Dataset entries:
______

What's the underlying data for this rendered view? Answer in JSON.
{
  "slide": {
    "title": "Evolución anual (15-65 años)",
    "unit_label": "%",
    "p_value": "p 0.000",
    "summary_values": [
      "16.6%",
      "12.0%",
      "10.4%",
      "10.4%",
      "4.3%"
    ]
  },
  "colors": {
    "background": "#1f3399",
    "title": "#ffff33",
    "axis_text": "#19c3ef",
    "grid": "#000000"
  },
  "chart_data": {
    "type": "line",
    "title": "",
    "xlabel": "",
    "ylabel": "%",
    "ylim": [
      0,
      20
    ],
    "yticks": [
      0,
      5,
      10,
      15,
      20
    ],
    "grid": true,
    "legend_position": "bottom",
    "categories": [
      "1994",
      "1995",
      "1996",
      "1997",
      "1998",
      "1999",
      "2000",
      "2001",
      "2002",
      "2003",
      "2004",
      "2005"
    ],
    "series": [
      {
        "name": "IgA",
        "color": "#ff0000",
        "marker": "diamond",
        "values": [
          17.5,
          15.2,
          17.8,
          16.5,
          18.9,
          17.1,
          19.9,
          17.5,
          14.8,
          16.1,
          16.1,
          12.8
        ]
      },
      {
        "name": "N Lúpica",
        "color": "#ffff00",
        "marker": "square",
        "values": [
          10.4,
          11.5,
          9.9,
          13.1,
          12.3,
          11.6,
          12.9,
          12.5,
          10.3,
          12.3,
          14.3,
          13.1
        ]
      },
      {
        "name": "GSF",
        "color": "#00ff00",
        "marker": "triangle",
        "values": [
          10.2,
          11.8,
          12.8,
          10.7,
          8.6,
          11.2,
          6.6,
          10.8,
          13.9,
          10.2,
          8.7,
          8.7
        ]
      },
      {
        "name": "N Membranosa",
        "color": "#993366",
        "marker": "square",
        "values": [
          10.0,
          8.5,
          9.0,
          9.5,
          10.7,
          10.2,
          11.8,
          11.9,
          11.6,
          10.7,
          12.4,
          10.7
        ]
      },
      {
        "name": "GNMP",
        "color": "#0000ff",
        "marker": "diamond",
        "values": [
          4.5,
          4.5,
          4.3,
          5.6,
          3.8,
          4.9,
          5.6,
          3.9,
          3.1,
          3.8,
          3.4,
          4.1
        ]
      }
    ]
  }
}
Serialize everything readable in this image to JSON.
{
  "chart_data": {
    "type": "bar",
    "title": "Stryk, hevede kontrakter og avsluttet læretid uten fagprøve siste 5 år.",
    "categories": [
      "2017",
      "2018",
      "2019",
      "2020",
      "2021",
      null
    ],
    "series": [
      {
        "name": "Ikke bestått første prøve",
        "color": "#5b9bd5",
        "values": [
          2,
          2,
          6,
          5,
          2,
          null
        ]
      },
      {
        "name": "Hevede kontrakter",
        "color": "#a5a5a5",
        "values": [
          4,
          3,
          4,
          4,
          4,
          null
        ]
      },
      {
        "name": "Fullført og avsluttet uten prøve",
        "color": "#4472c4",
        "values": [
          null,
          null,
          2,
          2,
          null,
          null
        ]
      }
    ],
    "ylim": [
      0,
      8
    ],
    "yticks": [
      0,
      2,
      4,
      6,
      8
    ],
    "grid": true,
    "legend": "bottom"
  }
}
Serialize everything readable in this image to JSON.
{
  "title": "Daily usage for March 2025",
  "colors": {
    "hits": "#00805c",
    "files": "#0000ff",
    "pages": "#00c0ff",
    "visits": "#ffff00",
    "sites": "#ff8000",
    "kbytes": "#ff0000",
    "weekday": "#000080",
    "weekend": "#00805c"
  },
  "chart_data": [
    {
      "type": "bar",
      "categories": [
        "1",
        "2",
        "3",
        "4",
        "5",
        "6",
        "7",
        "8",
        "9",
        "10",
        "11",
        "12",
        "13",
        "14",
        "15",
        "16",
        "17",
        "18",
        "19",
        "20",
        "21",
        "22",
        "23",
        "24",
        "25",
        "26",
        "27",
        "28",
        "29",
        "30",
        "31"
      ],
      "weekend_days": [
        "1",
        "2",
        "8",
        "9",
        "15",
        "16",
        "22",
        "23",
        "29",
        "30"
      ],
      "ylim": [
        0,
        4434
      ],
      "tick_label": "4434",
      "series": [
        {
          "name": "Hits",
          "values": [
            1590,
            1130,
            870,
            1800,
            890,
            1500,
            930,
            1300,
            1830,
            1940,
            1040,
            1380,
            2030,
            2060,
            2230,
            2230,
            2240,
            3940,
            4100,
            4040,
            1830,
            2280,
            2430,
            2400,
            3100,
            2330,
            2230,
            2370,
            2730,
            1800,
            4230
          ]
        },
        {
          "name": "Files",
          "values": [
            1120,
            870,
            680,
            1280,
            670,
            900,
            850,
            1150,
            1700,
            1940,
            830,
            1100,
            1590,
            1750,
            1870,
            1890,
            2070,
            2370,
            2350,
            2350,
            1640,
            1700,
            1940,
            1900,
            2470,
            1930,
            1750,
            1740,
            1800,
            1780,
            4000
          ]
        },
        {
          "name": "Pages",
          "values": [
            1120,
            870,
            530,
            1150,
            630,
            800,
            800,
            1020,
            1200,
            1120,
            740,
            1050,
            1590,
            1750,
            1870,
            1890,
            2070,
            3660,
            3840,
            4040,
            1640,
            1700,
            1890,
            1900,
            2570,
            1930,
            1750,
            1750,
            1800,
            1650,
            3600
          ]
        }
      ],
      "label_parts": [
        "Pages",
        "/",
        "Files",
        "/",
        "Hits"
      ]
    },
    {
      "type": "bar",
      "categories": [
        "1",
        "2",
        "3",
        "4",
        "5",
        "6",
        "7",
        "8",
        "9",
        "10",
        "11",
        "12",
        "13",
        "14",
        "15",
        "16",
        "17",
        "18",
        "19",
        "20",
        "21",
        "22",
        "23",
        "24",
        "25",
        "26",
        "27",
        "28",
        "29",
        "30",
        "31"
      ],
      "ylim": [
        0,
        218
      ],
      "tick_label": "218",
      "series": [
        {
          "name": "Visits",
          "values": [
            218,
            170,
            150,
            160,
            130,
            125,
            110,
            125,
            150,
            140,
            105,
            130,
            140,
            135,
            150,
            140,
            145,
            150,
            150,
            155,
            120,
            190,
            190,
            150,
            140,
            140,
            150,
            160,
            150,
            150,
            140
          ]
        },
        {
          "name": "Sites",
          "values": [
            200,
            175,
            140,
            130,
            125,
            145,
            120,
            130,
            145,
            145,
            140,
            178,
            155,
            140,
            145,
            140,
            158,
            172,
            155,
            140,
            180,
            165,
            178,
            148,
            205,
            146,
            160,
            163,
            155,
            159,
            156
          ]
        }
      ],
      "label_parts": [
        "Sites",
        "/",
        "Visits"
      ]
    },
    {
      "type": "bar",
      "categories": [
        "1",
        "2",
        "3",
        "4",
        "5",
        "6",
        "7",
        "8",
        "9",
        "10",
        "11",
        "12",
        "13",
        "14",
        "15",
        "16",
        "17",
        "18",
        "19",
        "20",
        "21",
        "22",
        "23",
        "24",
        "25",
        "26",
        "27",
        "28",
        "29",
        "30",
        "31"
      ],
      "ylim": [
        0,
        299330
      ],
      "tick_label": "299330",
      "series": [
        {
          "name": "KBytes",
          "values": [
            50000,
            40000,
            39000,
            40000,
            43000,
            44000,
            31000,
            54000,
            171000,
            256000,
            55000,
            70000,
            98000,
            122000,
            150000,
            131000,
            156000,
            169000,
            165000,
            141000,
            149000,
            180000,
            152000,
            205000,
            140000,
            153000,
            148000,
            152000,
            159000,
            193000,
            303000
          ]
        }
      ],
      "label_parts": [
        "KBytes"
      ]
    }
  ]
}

______

→ REQUIRED WORK: Provide the number of lines in these entries that hold the word "title", without any accompanying text.

→ WORKED ANSWER: 5